# GIVEN TASK
Below is a listing. Gather each line of it that contains "İzleyici".

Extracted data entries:
══════════════════════════════
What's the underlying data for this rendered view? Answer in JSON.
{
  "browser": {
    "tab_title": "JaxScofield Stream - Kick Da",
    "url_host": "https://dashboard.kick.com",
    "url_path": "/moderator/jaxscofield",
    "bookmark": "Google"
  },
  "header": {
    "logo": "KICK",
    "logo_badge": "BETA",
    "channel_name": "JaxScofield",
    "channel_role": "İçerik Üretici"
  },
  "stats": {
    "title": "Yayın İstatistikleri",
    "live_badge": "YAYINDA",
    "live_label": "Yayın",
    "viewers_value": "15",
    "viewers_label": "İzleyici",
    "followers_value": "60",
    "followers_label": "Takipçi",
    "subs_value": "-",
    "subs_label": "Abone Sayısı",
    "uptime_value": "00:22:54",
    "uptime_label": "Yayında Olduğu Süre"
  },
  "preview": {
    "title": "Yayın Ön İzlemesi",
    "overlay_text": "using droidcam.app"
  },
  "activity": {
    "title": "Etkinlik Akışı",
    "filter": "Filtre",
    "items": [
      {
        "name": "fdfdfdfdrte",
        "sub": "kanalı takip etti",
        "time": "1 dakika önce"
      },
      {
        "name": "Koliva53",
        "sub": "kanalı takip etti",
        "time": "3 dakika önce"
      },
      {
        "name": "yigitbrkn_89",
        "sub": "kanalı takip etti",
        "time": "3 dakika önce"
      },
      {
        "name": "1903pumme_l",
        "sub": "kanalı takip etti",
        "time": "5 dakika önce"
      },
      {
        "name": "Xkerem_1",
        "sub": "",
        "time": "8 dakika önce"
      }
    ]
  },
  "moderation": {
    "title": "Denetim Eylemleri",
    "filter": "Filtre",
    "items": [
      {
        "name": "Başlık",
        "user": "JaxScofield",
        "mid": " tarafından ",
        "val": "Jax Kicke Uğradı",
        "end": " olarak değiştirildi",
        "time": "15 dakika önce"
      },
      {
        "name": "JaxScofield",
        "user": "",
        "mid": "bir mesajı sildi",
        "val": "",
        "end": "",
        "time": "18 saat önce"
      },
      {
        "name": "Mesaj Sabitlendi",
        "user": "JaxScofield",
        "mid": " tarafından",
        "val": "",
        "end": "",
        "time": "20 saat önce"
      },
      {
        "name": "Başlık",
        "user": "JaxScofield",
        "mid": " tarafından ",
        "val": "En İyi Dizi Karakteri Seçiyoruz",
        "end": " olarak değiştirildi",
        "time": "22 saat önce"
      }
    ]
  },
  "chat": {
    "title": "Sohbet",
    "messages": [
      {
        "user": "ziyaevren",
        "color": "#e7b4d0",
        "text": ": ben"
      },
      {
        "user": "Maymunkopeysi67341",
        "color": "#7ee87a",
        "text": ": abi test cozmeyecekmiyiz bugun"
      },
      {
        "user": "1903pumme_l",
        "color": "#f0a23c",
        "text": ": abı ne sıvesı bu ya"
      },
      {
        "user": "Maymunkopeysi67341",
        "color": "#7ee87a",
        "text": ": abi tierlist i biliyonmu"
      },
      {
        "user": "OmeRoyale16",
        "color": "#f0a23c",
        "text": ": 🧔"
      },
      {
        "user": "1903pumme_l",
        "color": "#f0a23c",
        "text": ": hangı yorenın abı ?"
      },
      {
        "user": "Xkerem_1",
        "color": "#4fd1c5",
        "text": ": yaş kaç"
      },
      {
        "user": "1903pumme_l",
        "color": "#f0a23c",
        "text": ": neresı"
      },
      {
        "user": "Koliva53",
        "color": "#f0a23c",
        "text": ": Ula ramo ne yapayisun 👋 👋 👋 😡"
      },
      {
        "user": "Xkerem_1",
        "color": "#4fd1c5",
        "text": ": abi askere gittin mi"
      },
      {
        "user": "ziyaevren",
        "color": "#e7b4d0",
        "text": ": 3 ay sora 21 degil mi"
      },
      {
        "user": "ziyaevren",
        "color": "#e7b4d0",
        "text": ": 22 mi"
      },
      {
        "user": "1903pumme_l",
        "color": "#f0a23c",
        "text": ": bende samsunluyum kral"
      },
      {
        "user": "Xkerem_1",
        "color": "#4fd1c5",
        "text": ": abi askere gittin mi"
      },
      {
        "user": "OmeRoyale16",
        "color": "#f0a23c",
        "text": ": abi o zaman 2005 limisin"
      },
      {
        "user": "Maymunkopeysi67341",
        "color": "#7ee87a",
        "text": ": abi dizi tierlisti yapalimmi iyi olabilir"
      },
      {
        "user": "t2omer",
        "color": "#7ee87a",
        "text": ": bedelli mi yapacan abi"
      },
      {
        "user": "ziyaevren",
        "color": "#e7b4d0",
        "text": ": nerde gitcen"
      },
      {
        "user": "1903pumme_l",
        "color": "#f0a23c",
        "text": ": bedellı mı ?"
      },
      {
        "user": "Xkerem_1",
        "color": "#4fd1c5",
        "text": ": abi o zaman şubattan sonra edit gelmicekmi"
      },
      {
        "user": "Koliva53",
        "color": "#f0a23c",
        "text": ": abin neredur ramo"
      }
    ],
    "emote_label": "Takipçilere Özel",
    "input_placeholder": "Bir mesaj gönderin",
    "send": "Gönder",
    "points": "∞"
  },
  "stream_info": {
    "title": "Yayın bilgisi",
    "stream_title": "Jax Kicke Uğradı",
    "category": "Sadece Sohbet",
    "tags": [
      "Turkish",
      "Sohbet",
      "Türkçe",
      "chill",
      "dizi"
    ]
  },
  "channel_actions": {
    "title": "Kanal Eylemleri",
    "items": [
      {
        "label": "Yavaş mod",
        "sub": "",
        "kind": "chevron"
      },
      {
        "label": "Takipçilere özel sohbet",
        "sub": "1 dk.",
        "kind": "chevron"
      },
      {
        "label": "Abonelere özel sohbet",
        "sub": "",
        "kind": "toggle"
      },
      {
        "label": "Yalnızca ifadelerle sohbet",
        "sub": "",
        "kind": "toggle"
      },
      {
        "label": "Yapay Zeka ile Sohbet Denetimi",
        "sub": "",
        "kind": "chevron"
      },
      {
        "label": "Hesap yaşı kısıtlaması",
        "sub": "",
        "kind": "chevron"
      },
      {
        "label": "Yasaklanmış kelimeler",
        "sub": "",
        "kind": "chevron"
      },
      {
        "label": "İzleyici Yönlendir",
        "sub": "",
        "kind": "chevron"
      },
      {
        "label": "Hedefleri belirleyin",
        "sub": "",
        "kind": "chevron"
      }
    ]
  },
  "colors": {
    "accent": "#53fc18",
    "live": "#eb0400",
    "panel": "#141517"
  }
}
══════════════════════════════
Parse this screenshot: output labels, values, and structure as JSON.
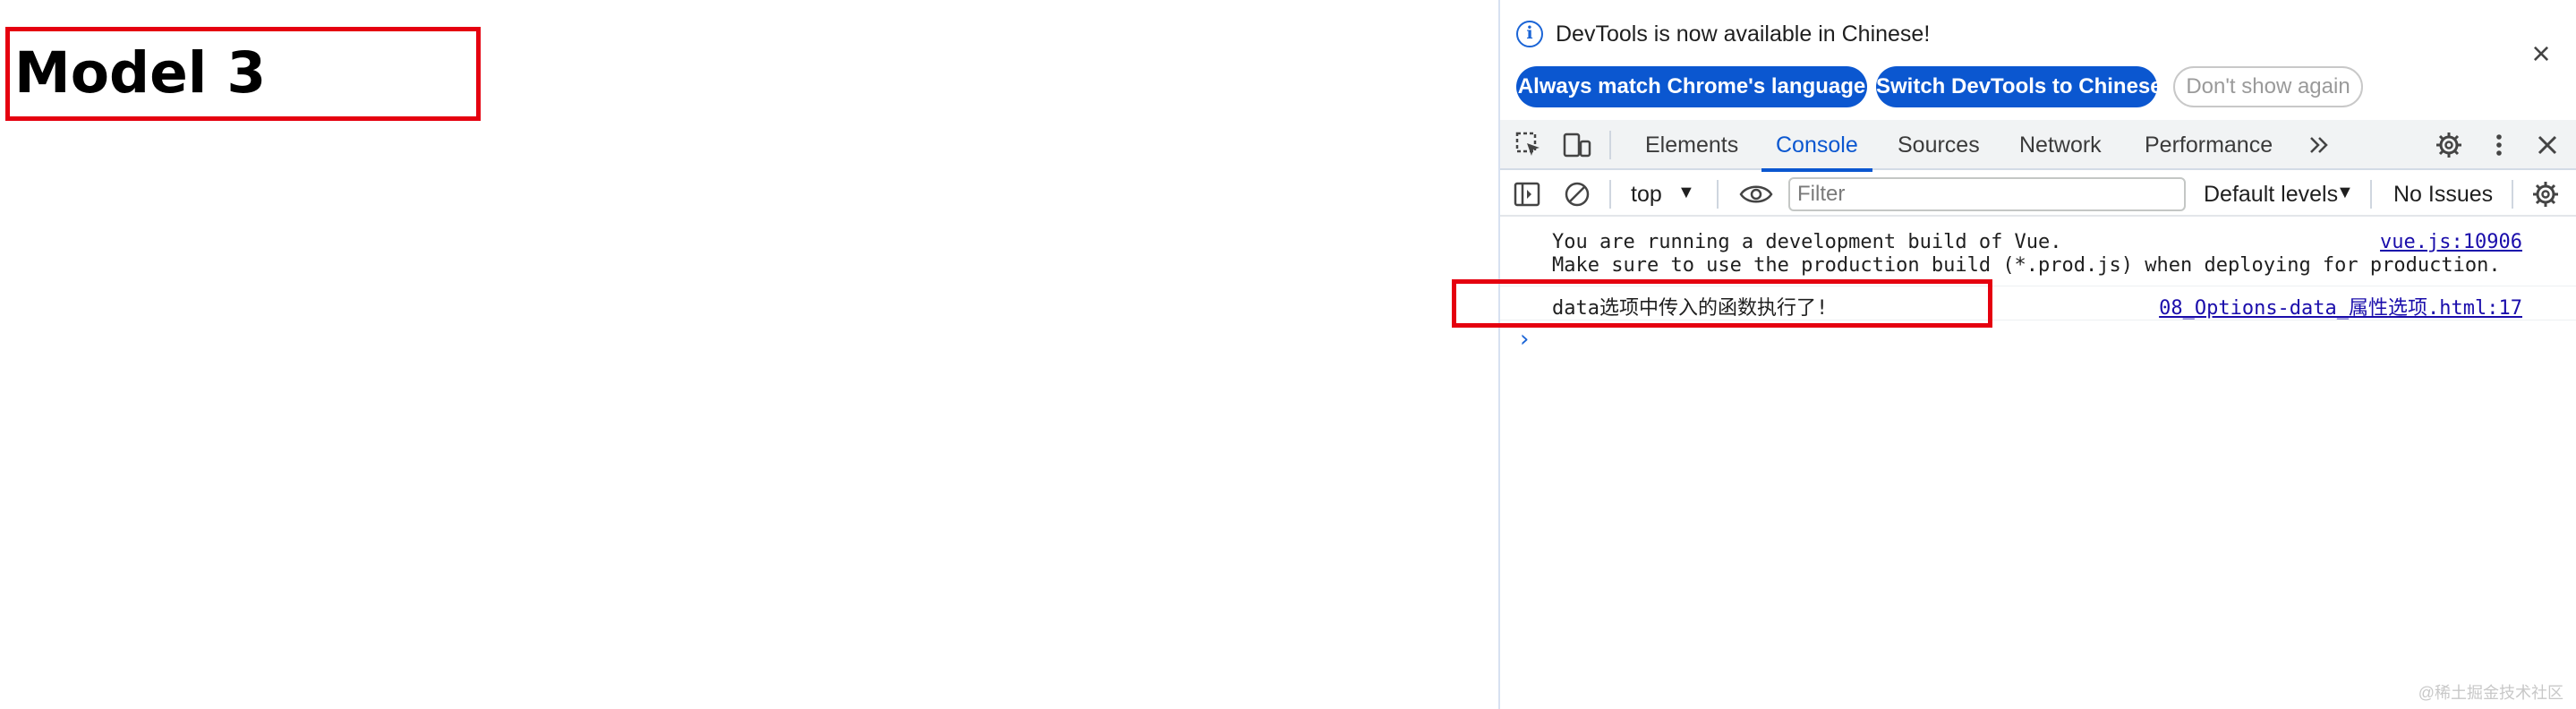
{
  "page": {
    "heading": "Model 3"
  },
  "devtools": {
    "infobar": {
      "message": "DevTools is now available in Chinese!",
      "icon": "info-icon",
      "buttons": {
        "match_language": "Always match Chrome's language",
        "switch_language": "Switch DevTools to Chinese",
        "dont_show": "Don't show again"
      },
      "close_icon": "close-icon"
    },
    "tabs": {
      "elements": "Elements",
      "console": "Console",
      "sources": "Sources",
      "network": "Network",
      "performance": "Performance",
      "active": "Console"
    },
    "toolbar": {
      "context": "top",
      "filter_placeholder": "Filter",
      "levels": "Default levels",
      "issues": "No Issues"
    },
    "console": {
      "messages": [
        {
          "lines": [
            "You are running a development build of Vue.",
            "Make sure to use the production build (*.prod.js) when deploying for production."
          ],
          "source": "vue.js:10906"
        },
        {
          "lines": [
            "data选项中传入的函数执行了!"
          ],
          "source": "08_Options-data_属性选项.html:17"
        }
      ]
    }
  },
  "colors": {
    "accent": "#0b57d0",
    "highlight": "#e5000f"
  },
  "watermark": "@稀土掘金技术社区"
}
══════════════════════════════
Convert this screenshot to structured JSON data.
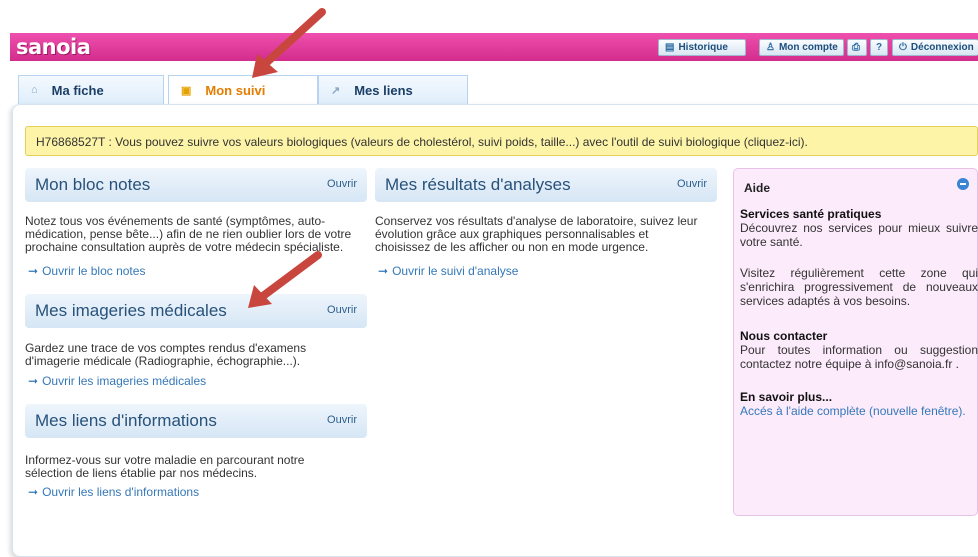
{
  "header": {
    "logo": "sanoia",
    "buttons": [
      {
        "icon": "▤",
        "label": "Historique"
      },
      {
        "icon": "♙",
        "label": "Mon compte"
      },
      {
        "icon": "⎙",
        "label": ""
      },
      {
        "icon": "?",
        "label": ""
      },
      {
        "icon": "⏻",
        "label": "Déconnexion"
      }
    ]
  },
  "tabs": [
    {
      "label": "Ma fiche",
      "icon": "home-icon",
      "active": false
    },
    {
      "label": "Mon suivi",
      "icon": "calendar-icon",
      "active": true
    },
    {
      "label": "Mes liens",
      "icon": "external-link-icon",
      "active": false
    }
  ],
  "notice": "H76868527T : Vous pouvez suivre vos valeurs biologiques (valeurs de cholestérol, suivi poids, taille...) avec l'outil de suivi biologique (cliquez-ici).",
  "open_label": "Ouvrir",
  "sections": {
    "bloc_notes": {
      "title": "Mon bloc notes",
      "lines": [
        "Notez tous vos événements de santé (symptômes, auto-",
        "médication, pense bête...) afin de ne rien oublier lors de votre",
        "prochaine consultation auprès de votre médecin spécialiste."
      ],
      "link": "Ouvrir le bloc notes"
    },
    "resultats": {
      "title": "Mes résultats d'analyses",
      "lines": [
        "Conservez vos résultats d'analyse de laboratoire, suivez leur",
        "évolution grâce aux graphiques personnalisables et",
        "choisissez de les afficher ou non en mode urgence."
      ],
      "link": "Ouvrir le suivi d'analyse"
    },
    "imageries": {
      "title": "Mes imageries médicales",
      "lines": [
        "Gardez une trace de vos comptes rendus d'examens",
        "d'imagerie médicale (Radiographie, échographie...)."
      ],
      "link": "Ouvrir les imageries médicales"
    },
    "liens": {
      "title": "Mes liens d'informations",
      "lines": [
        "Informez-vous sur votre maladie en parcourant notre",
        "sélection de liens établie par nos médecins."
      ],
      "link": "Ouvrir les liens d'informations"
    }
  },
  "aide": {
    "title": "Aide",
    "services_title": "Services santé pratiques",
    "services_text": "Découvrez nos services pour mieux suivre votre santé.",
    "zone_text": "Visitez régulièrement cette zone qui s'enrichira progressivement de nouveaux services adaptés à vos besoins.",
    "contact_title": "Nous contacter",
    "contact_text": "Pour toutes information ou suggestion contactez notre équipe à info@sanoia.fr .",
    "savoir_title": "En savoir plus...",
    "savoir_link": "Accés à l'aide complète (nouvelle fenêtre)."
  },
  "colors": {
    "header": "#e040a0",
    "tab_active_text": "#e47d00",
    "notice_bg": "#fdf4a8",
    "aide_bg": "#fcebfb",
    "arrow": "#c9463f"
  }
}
══════════════════════════════
# ANSWER FOR THE TASK
    "viewers_label": "İzleyici",
        "label": "İzleyici Yönlendir",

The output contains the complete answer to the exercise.